***** Supplied data

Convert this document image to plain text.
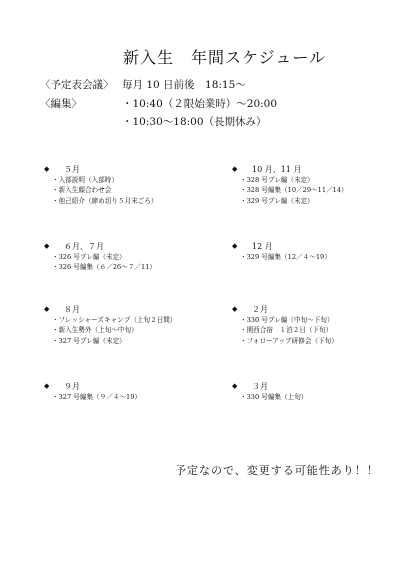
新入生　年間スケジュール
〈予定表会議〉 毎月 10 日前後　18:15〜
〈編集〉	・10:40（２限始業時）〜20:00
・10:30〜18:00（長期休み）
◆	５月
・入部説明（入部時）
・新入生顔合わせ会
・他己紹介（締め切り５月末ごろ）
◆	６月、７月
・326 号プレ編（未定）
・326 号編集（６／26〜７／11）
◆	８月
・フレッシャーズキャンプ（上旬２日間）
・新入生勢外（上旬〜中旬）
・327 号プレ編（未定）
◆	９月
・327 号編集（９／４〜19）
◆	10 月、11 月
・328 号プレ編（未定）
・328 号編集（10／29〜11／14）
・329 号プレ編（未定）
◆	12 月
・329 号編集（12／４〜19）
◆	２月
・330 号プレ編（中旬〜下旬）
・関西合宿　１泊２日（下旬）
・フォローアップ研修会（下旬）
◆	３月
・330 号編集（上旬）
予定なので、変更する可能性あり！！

**********

Objective:
From the entries above, output every line exactly and omit any image.

Result:
Convert this document image to plain text.
新入生　年間スケジュール
〈予定表会議〉 毎月 10 日前後　18:15〜
〈編集〉	・10:40（２限始業時）〜20:00
・10:30〜18:00（長期休み）
◆	５月
・入部説明（入部時）
・新入生顔合わせ会
・他己紹介（締め切り５月末ごろ）
◆	６月、７月
・326 号プレ編（未定）
・326 号編集（６／26〜７／11）
◆	８月
・フレッシャーズキャンプ（上旬２日間）
・新入生勢外（上旬〜中旬）
・327 号プレ編（未定）
◆	９月
・327 号編集（９／４〜19）
◆	10 月、11 月
・328 号プレ編（未定）
・328 号編集（10／29〜11／14）
・329 号プレ編（未定）
◆	12 月
・329 号編集（12／４〜19）
◆	２月
・330 号プレ編（中旬〜下旬）
・関西合宿　１泊２日（下旬）
・フォローアップ研修会（下旬）
◆	３月
・330 号編集（上旬）
予定なので、変更する可能性あり！！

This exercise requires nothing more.